▶ [SELECTED PASSAGE]:
The Freedom Convoy class action lawsuit is a class action lawsuit against various Canada convoy protestors.

Lawsuit
The Freedom Convoy class action lawsuit is a $306 million class action lawsuit against various Canada convoy protestors led by Ottawa lawyer Paul Champ.

Claim
The lawsuit's website states that: "The defendants deliberately planned and co-ordinated tactics to block all the streets and roadways around Parliament Hill and the surrounding neighborhoods, and to make as much noise and air pollution as possible to cause discomfort and distress to Ottawa residents, business and workers to coerce governments to comply with their demands,” and that  “The non-stop blaring horns, diesel fumes, unexpected fireworks and loud sound systems blasting music have caused the residents unbearable torment in the sanctity of their own homes."

Parties

Plaintiffs
Named plaintiffs to the class action lawsuit are Ottawa residents Zexi Li, restauranteur Henry Assad, Ivan Gedz of Union Local 613, and restaurant staffer Geoffrey Devaney. Additional participants include hundreds of businesses and thousands of restaurants.

▶ [GIVEN PROBLEM 1]:
According to the text on the Freedom Convoy lawsuit, what is the dollar value of the class action?

▶ [PROVIDED DATA]:
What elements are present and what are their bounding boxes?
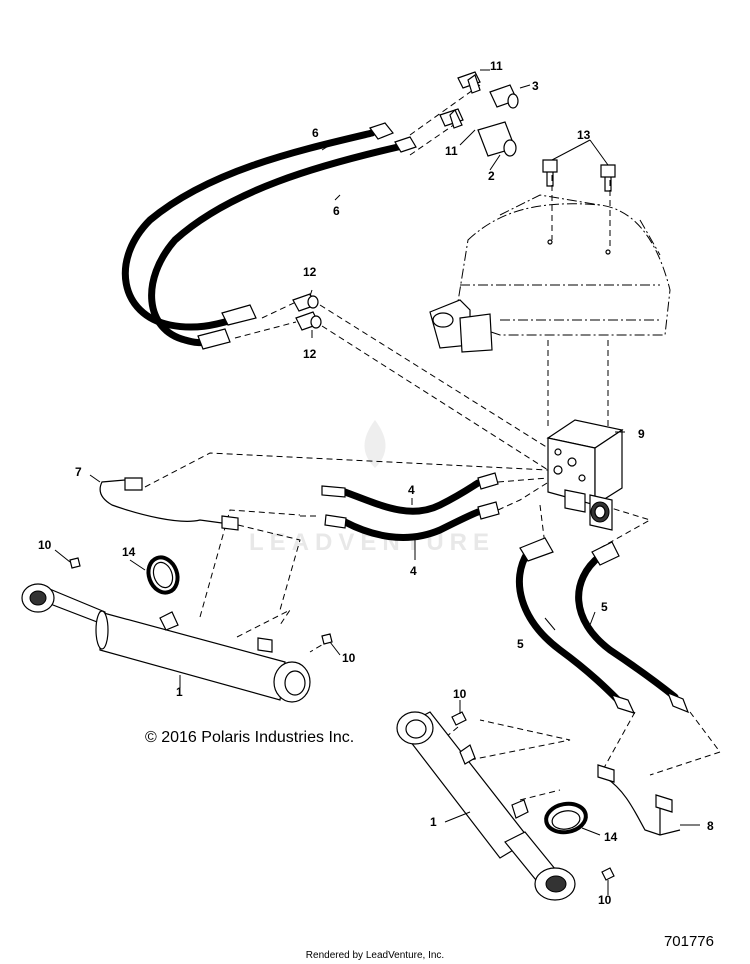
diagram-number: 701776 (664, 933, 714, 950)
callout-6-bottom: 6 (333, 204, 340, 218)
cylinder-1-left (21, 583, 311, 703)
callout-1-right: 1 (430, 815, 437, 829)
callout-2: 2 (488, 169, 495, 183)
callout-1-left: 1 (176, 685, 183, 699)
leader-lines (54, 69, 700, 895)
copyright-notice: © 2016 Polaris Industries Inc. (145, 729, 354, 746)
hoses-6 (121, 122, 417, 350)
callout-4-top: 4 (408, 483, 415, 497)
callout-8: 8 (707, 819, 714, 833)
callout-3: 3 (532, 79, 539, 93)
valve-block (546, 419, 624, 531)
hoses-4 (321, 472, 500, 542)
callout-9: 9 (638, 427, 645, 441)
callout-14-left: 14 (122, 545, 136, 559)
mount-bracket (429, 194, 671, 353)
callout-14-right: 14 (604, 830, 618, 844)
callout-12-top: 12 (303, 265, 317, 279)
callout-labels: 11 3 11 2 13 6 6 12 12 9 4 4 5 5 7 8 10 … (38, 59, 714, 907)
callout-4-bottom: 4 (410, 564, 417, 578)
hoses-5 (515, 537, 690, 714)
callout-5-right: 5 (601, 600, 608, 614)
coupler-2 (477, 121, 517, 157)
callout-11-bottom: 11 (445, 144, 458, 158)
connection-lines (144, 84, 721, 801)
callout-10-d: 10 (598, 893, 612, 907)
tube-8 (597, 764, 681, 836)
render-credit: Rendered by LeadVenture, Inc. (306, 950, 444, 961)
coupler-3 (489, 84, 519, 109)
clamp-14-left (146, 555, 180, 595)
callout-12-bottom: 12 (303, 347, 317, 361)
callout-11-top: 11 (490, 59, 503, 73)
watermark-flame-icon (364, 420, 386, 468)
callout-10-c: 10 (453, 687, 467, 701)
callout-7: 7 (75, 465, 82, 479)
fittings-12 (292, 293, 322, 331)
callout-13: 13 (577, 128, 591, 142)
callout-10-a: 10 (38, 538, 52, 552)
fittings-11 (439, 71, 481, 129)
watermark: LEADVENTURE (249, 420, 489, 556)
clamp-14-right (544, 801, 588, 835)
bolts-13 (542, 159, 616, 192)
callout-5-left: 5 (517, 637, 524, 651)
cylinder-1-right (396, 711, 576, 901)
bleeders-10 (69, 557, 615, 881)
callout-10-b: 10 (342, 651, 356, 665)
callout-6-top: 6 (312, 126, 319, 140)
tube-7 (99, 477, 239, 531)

▶ [GIVEN PROBLEM 2]:
Reproduce verbatim the lines of the listing from the line with "diagram-number: 701776 (664, 933, 714, 950)" up to and including the line with "leader-lines (54, 69, 700, 895)".

▶ [EXPECTED ANSWER 1]:
$306 million

▶ [EXPECTED ANSWER 2]:
diagram-number: 701776 (664, 933, 714, 950)
callout-6-bottom: 6 (333, 204, 340, 218)
cylinder-1-left (21, 583, 311, 703)
callout-1-right: 1 (430, 815, 437, 829)
callout-2: 2 (488, 169, 495, 183)
callout-1-left: 1 (176, 685, 183, 699)
leader-lines (54, 69, 700, 895)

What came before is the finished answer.